Stated goal. Omit every picture and write out the rest of the records exactly.

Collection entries

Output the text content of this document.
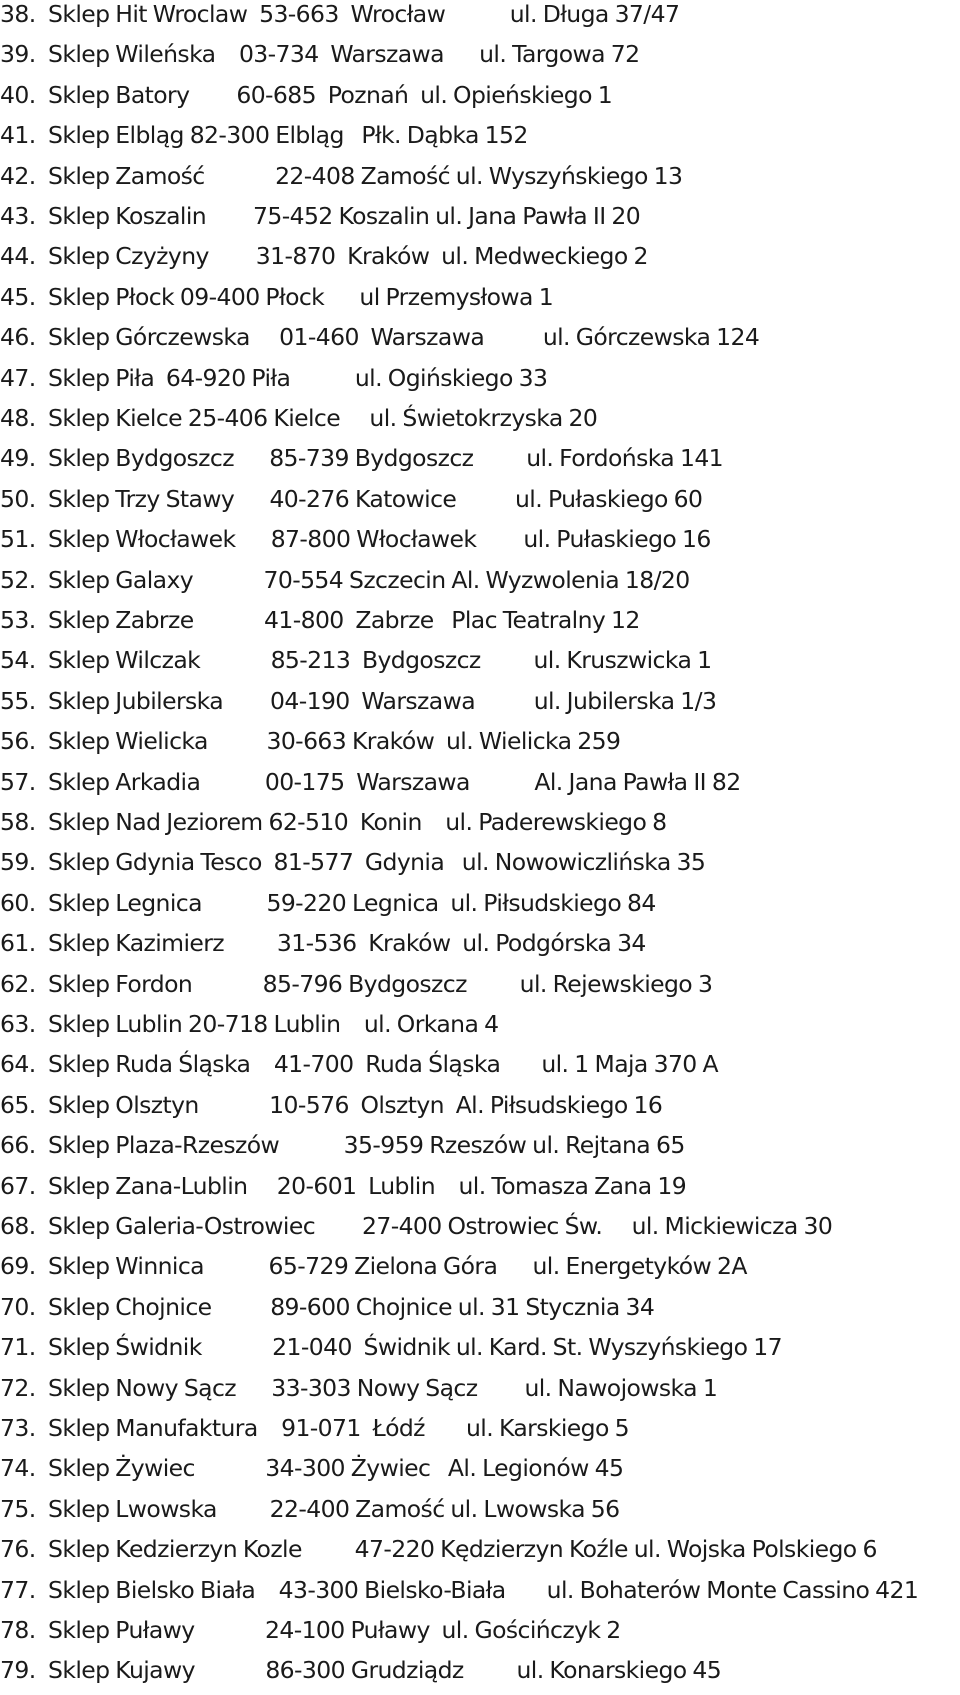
38. Sklep Hit Wroclaw  53-663  Wrocław           ul. Długa 37/47
39. Sklep Wileńska    03-734  Warszawa      ul. Targowa 72
40. Sklep Batory        60-685  Poznań  ul. Opieńskiego 1
41. Sklep Elbląg 82-300 Elbląg   Płk. Dąbka 152
42. Sklep Zamość            22-408 Zamość ul. Wyszyńskiego 13
43. Sklep Koszalin        75-452 Koszalin ul. Jana Pawła II 20
44. Sklep Czyżyny        31-870  Kraków  ul. Medweckiego 2
45. Sklep Płock 09-400 Płock      ul Przemysłowa 1
46. Sklep Górczewska     01-460  Warszawa          ul. Górczewska 124
47. Sklep Piła  64-920 Piła           ul. Ogińskiego 33
48. Sklep Kielce 25-406 Kielce     ul. Świetokrzyska 20
49. Sklep Bydgoszcz      85-739 Bydgoszcz         ul. Fordońska 141
50. Sklep Trzy Stawy      40-276 Katowice          ul. Pułaskiego 60
51. Sklep Włocławek      87-800 Włocławek        ul. Pułaskiego 16
52. Sklep Galaxy            70-554 Szczecin Al. Wyzwolenia 18/20
53. Sklep Zabrze            41-800  Zabrze   Plac Teatralny 12
54. Sklep Wilczak            85-213  Bydgoszcz         ul. Kruszwicka 1
55. Sklep Jubilerska        04-190  Warszawa          ul. Jubilerska 1/3
56. Sklep Wielicka          30-663 Kraków  ul. Wielicka 259
57. Sklep Arkadia           00-175  Warszawa           Al. Jana Pawła II 82
58. Sklep Nad Jeziorem 62-510  Konin    ul. Paderewskiego 8
59. Sklep Gdynia Tesco  81-577  Gdynia   ul. Nowowiczlińska 35
60. Sklep Legnica           59-220 Legnica  ul. Piłsudskiego 84
61. Sklep Kazimierz         31-536  Kraków  ul. Podgórska 34
62. Sklep Fordon            85-796 Bydgoszcz         ul. Rejewskiego 3
63. Sklep Lublin 20-718 Lublin    ul. Orkana 4
64. Sklep Ruda Śląska    41-700  Ruda Śląska       ul. 1 Maja 370 A
65. Sklep Olsztyn            10-576  Olsztyn  Al. Piłsudskiego 16
66. Sklep Plaza-Rzeszów           35-959 Rzeszów ul. Rejtana 65
67. Sklep Zana-Lublin     20-601  Lublin    ul. Tomasza Zana 19
68. Sklep Galeria-Ostrowiec        27-400 Ostrowiec Św.     ul. Mickiewicza 30
69. Sklep Winnica           65-729 Zielona Góra      ul. Energetyków 2A
70. Sklep Chojnice          89-600 Chojnice ul. 31 Stycznia 34
71. Sklep Świdnik            21-040  Świdnik ul. Kard. St. Wyszyńskiego 17
72. Sklep Nowy Sącz      33-303 Nowy Sącz        ul. Nawojowska 1
73. Sklep Manufaktura    91-071  Łódź       ul. Karskiego 5
74. Sklep Żywiec            34-300 Żywiec   Al. Legionów 45
75. Sklep Lwowska         22-400 Zamość ul. Lwowska 56
76. Sklep Kedzierzyn Kozle         47-220 Kędzierzyn Koźle ul. Wojska Polskiego 6
77. Sklep Bielsko Biała    43-300 Bielsko-Biała       ul. Bohaterów Monte Cassino 421
78. Sklep Puławy            24-100 Puławy  ul. Gościńczyk 2
79. Sklep Kujawy            86-300 Grudziądz         ul. Konarskiego 45
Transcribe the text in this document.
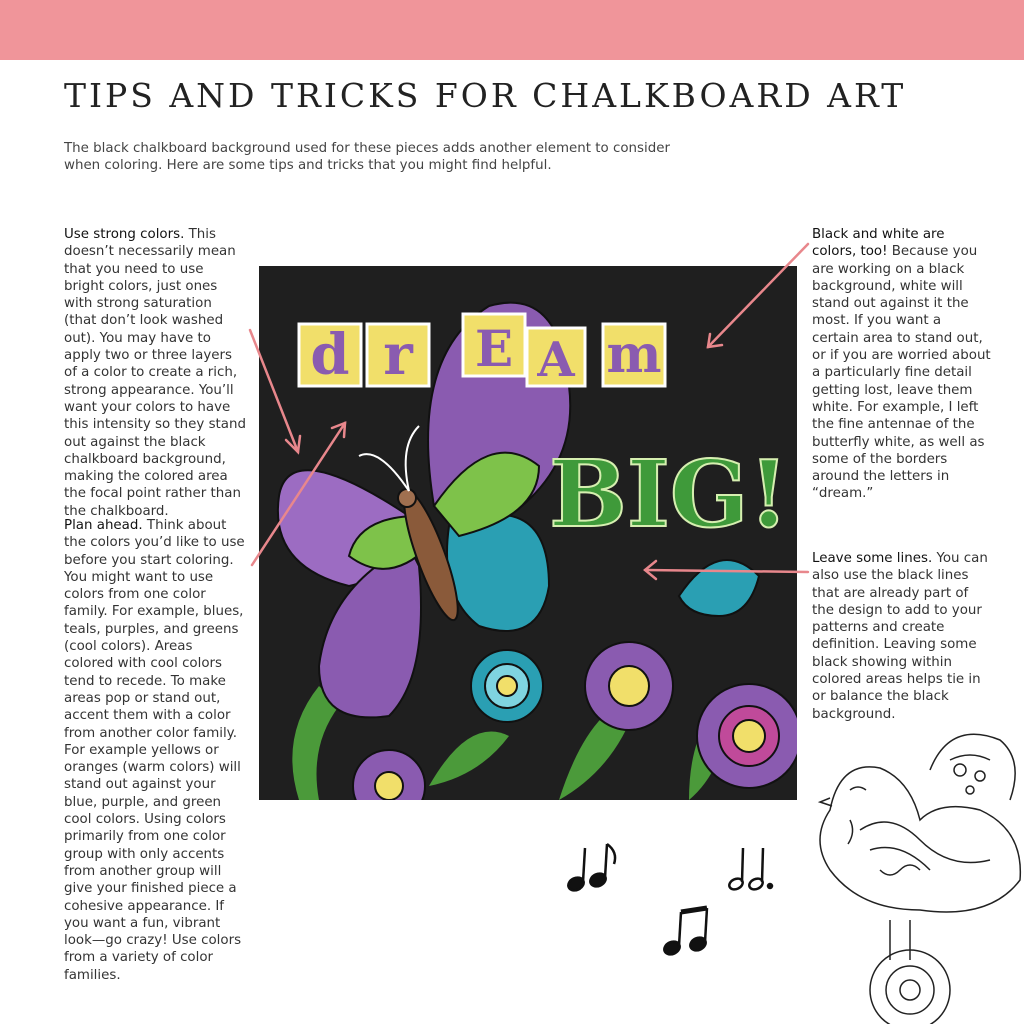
TIPS AND TRICKS FOR CHALKBOARD ART

The black chalkboard background used for these pieces adds another element to consider when coloring. Here are some tips and tricks that you might find helpful.

Use strong colors. This doesn’t necessarily mean that you need to use bright colors, just ones with strong saturation (that don’t look washed out). You may have to apply two or three layers of a color to create a rich, strong appearance. You’ll want your colors to have this intensity so they stand out against the black chalkboard background, making the colored area the focal point rather than the chalkboard.

Plan ahead. Think about the colors you’d like to use before you start coloring. You might want to use colors from one color family. For example, blues, teals, purples, and greens (cool colors). Areas colored with cool colors tend to recede. To make areas pop or stand out, accent them with a color from another color family. For example yellows or oranges (warm colors) will stand out against your blue, purple, and green cool colors. Using colors primarily from one color group with only accents from another group will give your finished piece a cohesive appearance. If you want a fun, vibrant look—go crazy! Use colors from a variety of color families.

Black and white are colors, too! Because you are working on a black background, white will stand out against it the most. If you want a certain area to stand out, or if you are worried about a particularly fine detail getting lost, leave them white. For example, I left the fine antennae of the butterfly white, as well as some of the borders around the letters in “dream.”

Leave some lines. You can also use the black lines that are already part of the design to add to your patterns and create definition. Leaving some black showing within colored areas helps tie in or balance the black background.

d r E A m
BIG!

Output for this task.
Output the text content of this document.
38. Sklep Hit Wroclaw  53-663  Wrocław           ul. Długa 37/47
39. Sklep Wileńska    03-734  Warszawa      ul. Targowa 72
40. Sklep Batory        60-685  Poznań  ul. Opieńskiego 1
41. Sklep Elbląg 82-300 Elbląg   Płk. Dąbka 152
42. Sklep Zamość            22-408 Zamość ul. Wyszyńskiego 13
43. Sklep Koszalin        75-452 Koszalin ul. Jana Pawła II 20
44. Sklep Czyżyny        31-870  Kraków  ul. Medweckiego 2
45. Sklep Płock 09-400 Płock      ul Przemysłowa 1
46. Sklep Górczewska     01-460  Warszawa          ul. Górczewska 124
47. Sklep Piła  64-920 Piła           ul. Ogińskiego 33
48. Sklep Kielce 25-406 Kielce     ul. Świetokrzyska 20
49. Sklep Bydgoszcz      85-739 Bydgoszcz         ul. Fordońska 141
50. Sklep Trzy Stawy      40-276 Katowice          ul. Pułaskiego 60
51. Sklep Włocławek      87-800 Włocławek        ul. Pułaskiego 16
52. Sklep Galaxy            70-554 Szczecin Al. Wyzwolenia 18/20
53. Sklep Zabrze            41-800  Zabrze   Plac Teatralny 12
54. Sklep Wilczak            85-213  Bydgoszcz         ul. Kruszwicka 1
55. Sklep Jubilerska        04-190  Warszawa          ul. Jubilerska 1/3
56. Sklep Wielicka          30-663 Kraków  ul. Wielicka 259
57. Sklep Arkadia           00-175  Warszawa           Al. Jana Pawła II 82
58. Sklep Nad Jeziorem 62-510  Konin    ul. Paderewskiego 8
59. Sklep Gdynia Tesco  81-577  Gdynia   ul. Nowowiczlińska 35
60. Sklep Legnica           59-220 Legnica  ul. Piłsudskiego 84
61. Sklep Kazimierz         31-536  Kraków  ul. Podgórska 34
62. Sklep Fordon            85-796 Bydgoszcz         ul. Rejewskiego 3
63. Sklep Lublin 20-718 Lublin    ul. Orkana 4
64. Sklep Ruda Śląska    41-700  Ruda Śląska       ul. 1 Maja 370 A
65. Sklep Olsztyn            10-576  Olsztyn  Al. Piłsudskiego 16
66. Sklep Plaza-Rzeszów           35-959 Rzeszów ul. Rejtana 65
67. Sklep Zana-Lublin     20-601  Lublin    ul. Tomasza Zana 19
68. Sklep Galeria-Ostrowiec        27-400 Ostrowiec Św.     ul. Mickiewicza 30
69. Sklep Winnica           65-729 Zielona Góra      ul. Energetyków 2A
70. Sklep Chojnice          89-600 Chojnice ul. 31 Stycznia 34
71. Sklep Świdnik            21-040  Świdnik ul. Kard. St. Wyszyńskiego 17
72. Sklep Nowy Sącz      33-303 Nowy Sącz        ul. Nawojowska 1
73. Sklep Manufaktura    91-071  Łódź       ul. Karskiego 5
74. Sklep Żywiec            34-300 Żywiec   Al. Legionów 45
75. Sklep Lwowska         22-400 Zamość ul. Lwowska 56
76. Sklep Kedzierzyn Kozle         47-220 Kędzierzyn Koźle ul. Wojska Polskiego 6
77. Sklep Bielsko Biała    43-300 Bielsko-Biała       ul. Bohaterów Monte Cassino 421
78. Sklep Puławy            24-100 Puławy  ul. Gościńczyk 2
79. Sklep Kujawy            86-300 Grudziądz         ul. Konarskiego 45
Transcribe the text in this document.
TIPS AND TRICKS FOR CHALKBOARD ART

The black chalkboard background used for these pieces adds another element to consider when coloring. Here are some tips and tricks that you might find helpful.

Use strong colors. This doesn’t necessarily mean that you need to use bright colors, just ones with strong saturation (that don’t look washed out). You may have to apply two or three layers of a color to create a rich, strong appearance. You’ll want your colors to have this intensity so they stand out against the black chalkboard background, making the colored area the focal point rather than the chalkboard.

Plan ahead. Think about the colors you’d like to use before you start coloring. You might want to use colors from one color family. For example, blues, teals, purples, and greens (cool colors). Areas colored with cool colors tend to recede. To make areas pop or stand out, accent them with a color from another color family. For example yellows or oranges (warm colors) will stand out against your blue, purple, and green cool colors. Using colors primarily from one color group with only accents from another group will give your finished piece a cohesive appearance. If you want a fun, vibrant look—go crazy! Use colors from a variety of color families.

Black and white are colors, too! Because you are working on a black background, white will stand out against it the most. If you want a certain area to stand out, or if you are worried about a particularly fine detail getting lost, leave them white. For example, I left the fine antennae of the butterfly white, as well as some of the borders around the letters in “dream.”

Leave some lines. You can also use the black lines that are already part of the design to add to your patterns and create definition. Leaving some black showing within colored areas helps tie in or balance the black background.

d r E A m
BIG!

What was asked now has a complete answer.